From the listing below, pick out each line with the word "JSON".

■ ■ ■ ■ ■ ■ ■

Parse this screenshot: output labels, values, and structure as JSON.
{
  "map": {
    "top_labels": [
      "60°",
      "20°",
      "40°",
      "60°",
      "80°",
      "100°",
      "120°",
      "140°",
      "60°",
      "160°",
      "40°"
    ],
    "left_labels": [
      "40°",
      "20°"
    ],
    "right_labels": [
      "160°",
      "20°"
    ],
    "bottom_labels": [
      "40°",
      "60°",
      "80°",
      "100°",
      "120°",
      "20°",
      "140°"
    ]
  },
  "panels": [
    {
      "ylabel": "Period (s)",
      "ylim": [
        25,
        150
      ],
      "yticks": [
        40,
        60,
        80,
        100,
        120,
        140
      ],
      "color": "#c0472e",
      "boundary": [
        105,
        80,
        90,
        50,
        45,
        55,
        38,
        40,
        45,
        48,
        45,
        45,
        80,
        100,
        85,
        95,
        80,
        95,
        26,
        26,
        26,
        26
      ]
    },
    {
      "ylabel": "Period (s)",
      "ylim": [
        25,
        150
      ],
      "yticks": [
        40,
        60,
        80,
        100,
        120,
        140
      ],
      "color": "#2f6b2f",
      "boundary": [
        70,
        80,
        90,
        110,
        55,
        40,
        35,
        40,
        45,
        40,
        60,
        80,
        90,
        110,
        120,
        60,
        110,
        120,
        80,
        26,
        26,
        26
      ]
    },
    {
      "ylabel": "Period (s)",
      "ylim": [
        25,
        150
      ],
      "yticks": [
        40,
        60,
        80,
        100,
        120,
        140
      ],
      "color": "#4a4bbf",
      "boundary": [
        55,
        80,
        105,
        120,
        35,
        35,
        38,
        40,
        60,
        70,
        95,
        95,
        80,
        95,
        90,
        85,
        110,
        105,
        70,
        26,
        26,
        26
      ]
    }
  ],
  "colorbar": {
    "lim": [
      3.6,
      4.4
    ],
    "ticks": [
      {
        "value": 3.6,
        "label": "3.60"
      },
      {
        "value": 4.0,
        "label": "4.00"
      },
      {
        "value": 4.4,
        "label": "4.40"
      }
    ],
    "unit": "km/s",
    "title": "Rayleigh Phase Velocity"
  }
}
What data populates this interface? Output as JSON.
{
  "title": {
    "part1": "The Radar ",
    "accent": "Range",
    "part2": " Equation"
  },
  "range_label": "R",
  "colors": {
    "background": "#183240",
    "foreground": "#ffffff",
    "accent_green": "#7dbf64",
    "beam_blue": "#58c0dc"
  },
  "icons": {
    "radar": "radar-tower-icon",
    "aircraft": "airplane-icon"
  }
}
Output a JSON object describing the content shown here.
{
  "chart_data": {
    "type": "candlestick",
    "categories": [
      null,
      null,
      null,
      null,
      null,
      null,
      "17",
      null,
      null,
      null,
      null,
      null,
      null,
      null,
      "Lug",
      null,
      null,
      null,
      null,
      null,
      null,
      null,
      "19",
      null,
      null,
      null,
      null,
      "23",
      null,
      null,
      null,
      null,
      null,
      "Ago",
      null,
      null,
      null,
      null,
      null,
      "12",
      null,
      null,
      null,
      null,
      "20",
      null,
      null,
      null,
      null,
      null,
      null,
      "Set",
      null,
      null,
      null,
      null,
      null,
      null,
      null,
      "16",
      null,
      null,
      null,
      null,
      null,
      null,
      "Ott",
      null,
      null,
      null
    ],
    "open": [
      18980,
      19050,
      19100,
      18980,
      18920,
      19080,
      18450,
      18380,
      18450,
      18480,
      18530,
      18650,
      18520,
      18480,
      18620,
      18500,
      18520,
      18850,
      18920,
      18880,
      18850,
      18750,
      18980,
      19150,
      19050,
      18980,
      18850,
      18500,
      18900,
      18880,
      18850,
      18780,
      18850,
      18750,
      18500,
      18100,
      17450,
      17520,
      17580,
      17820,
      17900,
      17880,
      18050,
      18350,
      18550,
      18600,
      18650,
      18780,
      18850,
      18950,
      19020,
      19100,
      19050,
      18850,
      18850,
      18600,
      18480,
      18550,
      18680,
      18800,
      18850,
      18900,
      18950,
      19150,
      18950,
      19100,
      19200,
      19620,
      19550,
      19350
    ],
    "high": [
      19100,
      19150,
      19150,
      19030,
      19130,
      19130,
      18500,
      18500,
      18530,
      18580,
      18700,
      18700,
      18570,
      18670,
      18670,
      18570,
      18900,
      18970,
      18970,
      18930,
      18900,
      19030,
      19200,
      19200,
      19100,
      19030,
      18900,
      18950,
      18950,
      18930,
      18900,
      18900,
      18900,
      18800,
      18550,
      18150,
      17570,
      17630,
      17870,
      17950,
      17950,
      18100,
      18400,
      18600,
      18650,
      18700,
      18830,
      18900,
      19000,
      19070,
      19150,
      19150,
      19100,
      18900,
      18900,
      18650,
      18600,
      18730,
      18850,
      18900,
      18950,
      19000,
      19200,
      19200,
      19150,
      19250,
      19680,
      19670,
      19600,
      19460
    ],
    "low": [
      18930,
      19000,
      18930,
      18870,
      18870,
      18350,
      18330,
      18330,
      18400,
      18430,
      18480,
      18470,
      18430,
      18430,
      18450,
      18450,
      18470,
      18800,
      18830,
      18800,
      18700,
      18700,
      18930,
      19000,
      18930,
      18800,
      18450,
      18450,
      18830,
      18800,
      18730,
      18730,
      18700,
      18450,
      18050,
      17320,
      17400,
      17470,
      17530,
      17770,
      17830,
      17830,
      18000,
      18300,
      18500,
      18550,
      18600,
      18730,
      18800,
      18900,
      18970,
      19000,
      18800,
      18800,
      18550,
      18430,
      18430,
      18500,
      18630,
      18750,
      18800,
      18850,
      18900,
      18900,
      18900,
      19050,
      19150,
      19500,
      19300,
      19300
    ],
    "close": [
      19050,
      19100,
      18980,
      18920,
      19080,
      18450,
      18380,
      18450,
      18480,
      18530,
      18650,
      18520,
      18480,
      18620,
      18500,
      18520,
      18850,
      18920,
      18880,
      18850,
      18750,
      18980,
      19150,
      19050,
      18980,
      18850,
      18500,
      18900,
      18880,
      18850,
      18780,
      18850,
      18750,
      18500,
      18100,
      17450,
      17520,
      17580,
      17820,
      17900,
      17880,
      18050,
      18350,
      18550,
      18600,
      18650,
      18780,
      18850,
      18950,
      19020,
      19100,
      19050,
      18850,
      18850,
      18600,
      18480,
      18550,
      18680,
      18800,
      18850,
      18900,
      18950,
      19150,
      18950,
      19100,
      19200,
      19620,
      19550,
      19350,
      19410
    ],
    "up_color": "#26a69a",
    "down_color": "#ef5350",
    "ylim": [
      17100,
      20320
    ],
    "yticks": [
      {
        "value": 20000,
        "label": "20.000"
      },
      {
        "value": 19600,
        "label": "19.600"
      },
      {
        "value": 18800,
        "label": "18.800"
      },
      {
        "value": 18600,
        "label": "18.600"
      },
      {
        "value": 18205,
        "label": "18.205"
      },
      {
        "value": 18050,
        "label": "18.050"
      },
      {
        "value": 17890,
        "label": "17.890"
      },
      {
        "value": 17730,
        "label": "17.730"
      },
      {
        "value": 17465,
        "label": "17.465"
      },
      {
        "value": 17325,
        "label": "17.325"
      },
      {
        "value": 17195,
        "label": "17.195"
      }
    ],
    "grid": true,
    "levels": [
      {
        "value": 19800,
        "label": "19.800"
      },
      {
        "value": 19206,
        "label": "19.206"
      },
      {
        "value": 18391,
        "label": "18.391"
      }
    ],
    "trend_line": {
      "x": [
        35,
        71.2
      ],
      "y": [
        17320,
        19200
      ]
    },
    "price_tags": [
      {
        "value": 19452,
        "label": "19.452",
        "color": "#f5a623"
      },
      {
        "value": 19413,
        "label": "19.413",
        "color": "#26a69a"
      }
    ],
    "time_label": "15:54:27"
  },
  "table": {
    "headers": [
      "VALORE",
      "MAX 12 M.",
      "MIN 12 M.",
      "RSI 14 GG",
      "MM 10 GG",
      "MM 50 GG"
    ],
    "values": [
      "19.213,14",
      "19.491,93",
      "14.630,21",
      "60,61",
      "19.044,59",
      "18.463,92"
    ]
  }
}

■ ■ ■ ■ ■ ■ ■

[Result for this exercise]:
Parse this screenshot: output labels, values, and structure as JSON.
What data populates this interface? Output as JSON.
Output a JSON object describing the content shown here.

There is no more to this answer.